(begin)

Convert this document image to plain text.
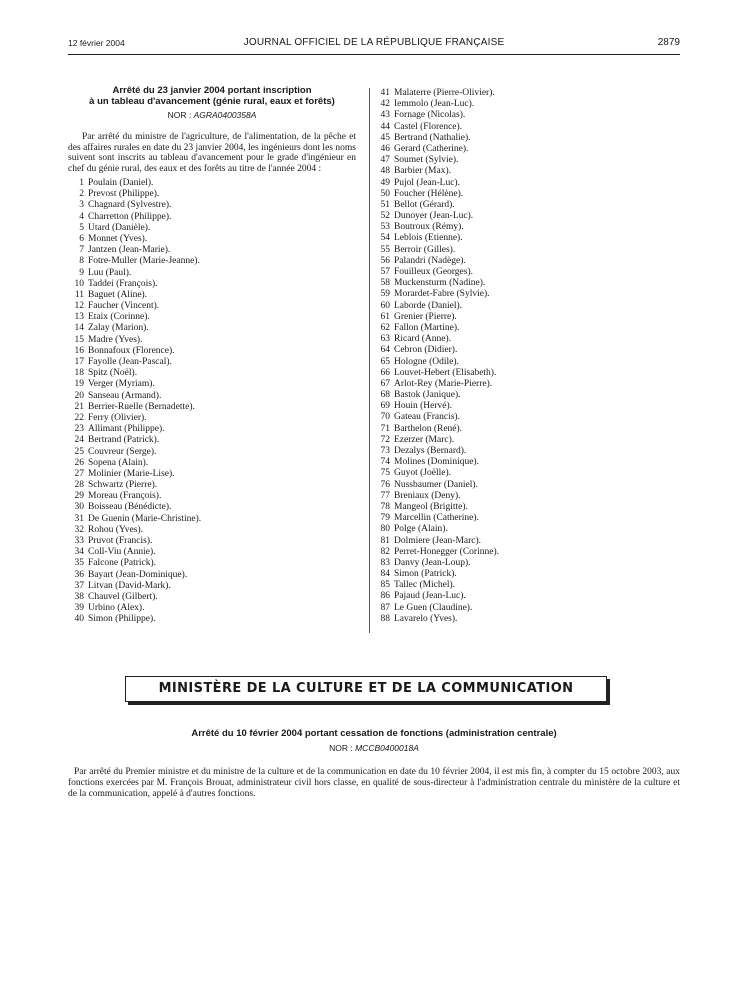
12 février 2004	JOURNAL OFFICIEL DE LA RÉPUBLIQUE FRANÇAISE	2879

Arrêté du 23 janvier 2004 portant inscription
à un tableau d'avancement (génie rural, eaux et forêts)

NOR : AGRA0400358A

Par arrêté du ministre de l'agriculture, de l'alimentation, de la pêche et des affaires rurales en date du 23 janvier 2004, les ingénieurs dont les noms suivent sont inscrits au tableau d'avancement pour le grade d'ingénieur en chef du génie rural, des eaux et des forêts au titre de l'année 2004 :

1 Poulain (Daniel).
2 Prevost (Philippe).
3 Chagnard (Sylvestre).
4 Charretton (Philippe).
5 Utard (Danièle).
6 Monnet (Yves).
7 Jantzen (Jean-Marie).
8 Fotre-Muller (Marie-Jeanne).
9 Luu (Paul).
10 Taddei (François).
11 Baguet (Aline).
12 Faucher (Vincent).
13 Etaix (Corinne).
14 Zalay (Marion).
15 Madre (Yves).
16 Bonnafoux (Florence).
17 Fayolle (Jean-Pascal).
18 Spitz (Noël).
19 Verger (Myriam).
20 Sanseau (Armand).
21 Berrier-Ruelle (Bernadette).
22 Ferry (Olivier).
23 Allimant (Philippe).
24 Bertrand (Patrick).
25 Couvreur (Serge).
26 Sopena (Alain).
27 Molinier (Marie-Lise).
28 Schwartz (Pierre).
29 Moreau (François).
30 Boisseau (Bénédicte).
31 De Guenin (Marie-Christine).
32 Rohou (Yves).
33 Pruvot (Francis).
34 Coll-Viu (Annie).
35 Falcone (Patrick).
36 Bayart (Jean-Dominique).
37 Litvan (David-Mark).
38 Chauvel (Gilbert).
39 Urbino (Alex).
40 Simon (Philippe).
41 Malaterre (Pierre-Olivier).
42 Iemmolo (Jean-Luc).
43 Fornage (Nicolas).
44 Castel (Florence).
45 Bertrand (Nathalie).
46 Gerard (Catherine).
47 Soumet (Sylvie).
48 Barbier (Max).
49 Pujol (Jean-Luc).
50 Foucher (Hélène).
51 Bellot (Gérard).
52 Dunoyer (Jean-Luc).
53 Boutroux (Rémy).
54 Leblois (Etienne).
55 Berroir (Gilles).
56 Palandri (Nadège).
57 Fouilleux (Georges).
58 Muckensturm (Nadine).
59 Morardet-Fabre (Sylvie).
60 Laborde (Daniel).
61 Grenier (Pierre).
62 Fallon (Martine).
63 Ricard (Anne).
64 Cebron (Didier).
65 Hologne (Odile).
66 Louvet-Hebert (Elisabeth).
67 Arlot-Rey (Marie-Pierre).
68 Bastok (Janique).
69 Houin (Hervé).
70 Gateau (Francis).
71 Barthelon (René).
72 Ezerzer (Marc).
73 Dezalys (Bernard).
74 Molines (Dominique).
75 Guyot (Joëlle).
76 Nussbaumer (Daniel).
77 Breniaux (Deny).
78 Mangeol (Brigitte).
79 Marcellin (Catherine).
80 Polge (Alain).
81 Dolmiere (Jean-Marc).
82 Perret-Honegger (Corinne).
83 Danvy (Jean-Loup).
84 Simon (Patrick).
85 Tallec (Michel).
86 Pajaud (Jean-Luc).
87 Le Guen (Claudine).
88 Lavarelo (Yves).
MINISTÈRE DE LA CULTURE ET DE LA COMMUNICATION

Arrêté du 10 février 2004 portant cessation de fonctions (administration centrale)

NOR : MCCB0400018A

Par arrêté du Premier ministre et du ministre de la culture et de la communication en date du 10 février 2004, il est mis fin, à compter du 15 octobre 2003, aux fonctions exercées par M. François Brouat, administrateur civil hors classe, en qualité de sous-directeur à l'administration centrale du ministère de la culture et de la communication, appelé à d'autres fonctions.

(end)

Aim of the task:
Omit the pictures. Output every record above word for word.

Response to the exercise:
Convert this document image to plain text.
12 février 2004	JOURNAL OFFICIEL DE LA RÉPUBLIQUE FRANÇAISE	2879

Arrêté du 23 janvier 2004 portant inscription
à un tableau d'avancement (génie rural, eaux et forêts)

NOR : AGRA0400358A

Par arrêté du ministre de l'agriculture, de l'alimentation, de la pêche et des affaires rurales en date du 23 janvier 2004, les ingénieurs dont les noms suivent sont inscrits au tableau d'avancement pour le grade d'ingénieur en chef du génie rural, des eaux et des forêts au titre de l'année 2004 :

1 Poulain (Daniel).
2 Prevost (Philippe).
3 Chagnard (Sylvestre).
4 Charretton (Philippe).
5 Utard (Danièle).
6 Monnet (Yves).
7 Jantzen (Jean-Marie).
8 Fotre-Muller (Marie-Jeanne).
9 Luu (Paul).
10 Taddei (François).
11 Baguet (Aline).
12 Faucher (Vincent).
13 Etaix (Corinne).
14 Zalay (Marion).
15 Madre (Yves).
16 Bonnafoux (Florence).
17 Fayolle (Jean-Pascal).
18 Spitz (Noël).
19 Verger (Myriam).
20 Sanseau (Armand).
21 Berrier-Ruelle (Bernadette).
22 Ferry (Olivier).
23 Allimant (Philippe).
24 Bertrand (Patrick).
25 Couvreur (Serge).
26 Sopena (Alain).
27 Molinier (Marie-Lise).
28 Schwartz (Pierre).
29 Moreau (François).
30 Boisseau (Bénédicte).
31 De Guenin (Marie-Christine).
32 Rohou (Yves).
33 Pruvot (Francis).
34 Coll-Viu (Annie).
35 Falcone (Patrick).
36 Bayart (Jean-Dominique).
37 Litvan (David-Mark).
38 Chauvel (Gilbert).
39 Urbino (Alex).
40 Simon (Philippe).
41 Malaterre (Pierre-Olivier).
42 Iemmolo (Jean-Luc).
43 Fornage (Nicolas).
44 Castel (Florence).
45 Bertrand (Nathalie).
46 Gerard (Catherine).
47 Soumet (Sylvie).
48 Barbier (Max).
49 Pujol (Jean-Luc).
50 Foucher (Hélène).
51 Bellot (Gérard).
52 Dunoyer (Jean-Luc).
53 Boutroux (Rémy).
54 Leblois (Etienne).
55 Berroir (Gilles).
56 Palandri (Nadège).
57 Fouilleux (Georges).
58 Muckensturm (Nadine).
59 Morardet-Fabre (Sylvie).
60 Laborde (Daniel).
61 Grenier (Pierre).
62 Fallon (Martine).
63 Ricard (Anne).
64 Cebron (Didier).
65 Hologne (Odile).
66 Louvet-Hebert (Elisabeth).
67 Arlot-Rey (Marie-Pierre).
68 Bastok (Janique).
69 Houin (Hervé).
70 Gateau (Francis).
71 Barthelon (René).
72 Ezerzer (Marc).
73 Dezalys (Bernard).
74 Molines (Dominique).
75 Guyot (Joëlle).
76 Nussbaumer (Daniel).
77 Breniaux (Deny).
78 Mangeol (Brigitte).
79 Marcellin (Catherine).
80 Polge (Alain).
81 Dolmiere (Jean-Marc).
82 Perret-Honegger (Corinne).
83 Danvy (Jean-Loup).
84 Simon (Patrick).
85 Tallec (Michel).
86 Pajaud (Jean-Luc).
87 Le Guen (Claudine).
88 Lavarelo (Yves).
MINISTÈRE DE LA CULTURE ET DE LA COMMUNICATION

Arrêté du 10 février 2004 portant cessation de fonctions (administration centrale)

NOR : MCCB0400018A

Par arrêté du Premier ministre et du ministre de la culture et de la communication en date du 10 février 2004, il est mis fin, à compter du 15 octobre 2003, aux fonctions exercées par M. François Brouat, administrateur civil hors classe, en qualité de sous-directeur à l'administration centrale du ministère de la culture et de la communication, appelé à d'autres fonctions.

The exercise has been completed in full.